▸ WRITTEN REQUEST:
All lines holding the string "этом" are to be shown.
>> START DATA PROVIDED
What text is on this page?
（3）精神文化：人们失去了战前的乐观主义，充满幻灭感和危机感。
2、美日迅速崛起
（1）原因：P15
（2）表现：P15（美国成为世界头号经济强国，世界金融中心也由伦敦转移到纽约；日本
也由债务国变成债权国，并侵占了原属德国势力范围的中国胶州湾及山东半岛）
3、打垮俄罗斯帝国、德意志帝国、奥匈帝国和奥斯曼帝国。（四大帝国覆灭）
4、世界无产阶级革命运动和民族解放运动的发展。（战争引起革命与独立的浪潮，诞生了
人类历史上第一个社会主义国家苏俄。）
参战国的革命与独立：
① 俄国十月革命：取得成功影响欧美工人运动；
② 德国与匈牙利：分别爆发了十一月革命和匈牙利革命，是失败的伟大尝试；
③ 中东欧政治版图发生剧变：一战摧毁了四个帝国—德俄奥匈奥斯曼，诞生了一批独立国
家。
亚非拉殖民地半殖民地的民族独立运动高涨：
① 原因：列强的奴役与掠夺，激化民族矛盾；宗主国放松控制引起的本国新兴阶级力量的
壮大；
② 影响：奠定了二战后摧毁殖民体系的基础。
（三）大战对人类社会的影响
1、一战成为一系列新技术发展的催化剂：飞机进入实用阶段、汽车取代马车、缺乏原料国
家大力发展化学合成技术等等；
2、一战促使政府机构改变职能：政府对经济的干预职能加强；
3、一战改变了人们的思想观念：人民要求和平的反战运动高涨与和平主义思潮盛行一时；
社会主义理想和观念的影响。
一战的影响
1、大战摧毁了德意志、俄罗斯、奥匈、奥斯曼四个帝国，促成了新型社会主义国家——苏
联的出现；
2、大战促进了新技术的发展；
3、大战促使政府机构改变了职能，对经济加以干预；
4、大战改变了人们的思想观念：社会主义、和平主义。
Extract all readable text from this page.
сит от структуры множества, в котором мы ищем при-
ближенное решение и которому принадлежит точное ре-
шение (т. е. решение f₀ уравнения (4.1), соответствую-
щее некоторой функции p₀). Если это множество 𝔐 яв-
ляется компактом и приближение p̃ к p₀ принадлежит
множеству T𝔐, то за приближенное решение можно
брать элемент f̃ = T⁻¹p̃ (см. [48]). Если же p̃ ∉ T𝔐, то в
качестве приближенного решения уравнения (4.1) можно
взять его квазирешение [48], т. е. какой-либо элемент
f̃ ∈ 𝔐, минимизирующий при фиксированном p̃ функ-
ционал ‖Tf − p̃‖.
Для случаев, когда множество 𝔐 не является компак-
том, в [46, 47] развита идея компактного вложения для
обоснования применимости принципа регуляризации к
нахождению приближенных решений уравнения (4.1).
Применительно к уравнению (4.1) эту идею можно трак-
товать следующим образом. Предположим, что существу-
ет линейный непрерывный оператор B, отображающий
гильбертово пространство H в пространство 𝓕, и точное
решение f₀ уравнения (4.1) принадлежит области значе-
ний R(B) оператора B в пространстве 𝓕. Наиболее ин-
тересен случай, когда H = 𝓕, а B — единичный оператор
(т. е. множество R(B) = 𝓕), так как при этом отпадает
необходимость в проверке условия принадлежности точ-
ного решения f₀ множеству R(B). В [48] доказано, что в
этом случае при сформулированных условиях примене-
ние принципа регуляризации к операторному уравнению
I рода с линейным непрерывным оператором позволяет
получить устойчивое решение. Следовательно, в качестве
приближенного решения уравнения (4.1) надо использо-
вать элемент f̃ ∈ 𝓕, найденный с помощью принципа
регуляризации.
>> END DATA PROVIDED
▸ RIGHT ANSWER:
(т. е. множество R(B) = 𝓕), так как при этом отпадает
этом случае при сформулированных условиях примене-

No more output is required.